## start Entries supplied

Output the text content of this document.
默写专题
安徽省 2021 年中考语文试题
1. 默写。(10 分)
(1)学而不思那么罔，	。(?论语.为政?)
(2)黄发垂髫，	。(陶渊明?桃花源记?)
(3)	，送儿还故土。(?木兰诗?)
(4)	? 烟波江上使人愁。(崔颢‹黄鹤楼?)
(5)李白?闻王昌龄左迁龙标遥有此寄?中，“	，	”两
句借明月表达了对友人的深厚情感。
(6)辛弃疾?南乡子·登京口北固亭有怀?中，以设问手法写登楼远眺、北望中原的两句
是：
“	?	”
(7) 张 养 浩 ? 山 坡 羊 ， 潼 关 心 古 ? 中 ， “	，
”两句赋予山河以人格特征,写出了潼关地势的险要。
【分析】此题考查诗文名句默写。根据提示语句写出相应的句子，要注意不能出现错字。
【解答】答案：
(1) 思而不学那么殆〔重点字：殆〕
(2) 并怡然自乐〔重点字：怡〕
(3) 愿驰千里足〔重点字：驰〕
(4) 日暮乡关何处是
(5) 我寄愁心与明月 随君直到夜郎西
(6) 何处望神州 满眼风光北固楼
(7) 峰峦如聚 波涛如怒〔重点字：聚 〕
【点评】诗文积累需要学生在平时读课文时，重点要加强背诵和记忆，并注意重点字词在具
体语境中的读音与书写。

## end Entries supplied

### [Set problem]
Extract all of the data shown above and repeat it verbatim.

### [The completed task]
Output the text content of this document.
默写专题
安徽省 2021 年中考语文试题
1. 默写。(10 分)
(1)学而不思那么罔，	。(?论语.为政?)
(2)黄发垂髫，	。(陶渊明?桃花源记?)
(3)	，送儿还故土。(?木兰诗?)
(4)	? 烟波江上使人愁。(崔颢‹黄鹤楼?)
(5)李白?闻王昌龄左迁龙标遥有此寄?中，“	，	”两
句借明月表达了对友人的深厚情感。
(6)辛弃疾?南乡子·登京口北固亭有怀?中，以设问手法写登楼远眺、北望中原的两句
是：
“	?	”
(7) 张 养 浩 ? 山 坡 羊 ， 潼 关 心 古 ? 中 ， “	，
”两句赋予山河以人格特征,写出了潼关地势的险要。
【分析】此题考查诗文名句默写。根据提示语句写出相应的句子，要注意不能出现错字。
【解答】答案：
(1) 思而不学那么殆〔重点字：殆〕
(2) 并怡然自乐〔重点字：怡〕
(3) 愿驰千里足〔重点字：驰〕
(4) 日暮乡关何处是
(5) 我寄愁心与明月 随君直到夜郎西
(6) 何处望神州 满眼风光北固楼
(7) 峰峦如聚 波涛如怒〔重点字：聚 〕
【点评】诗文积累需要学生在平时读课文时，重点要加强背诵和记忆，并注意重点字词在具
体语境中的读音与书写。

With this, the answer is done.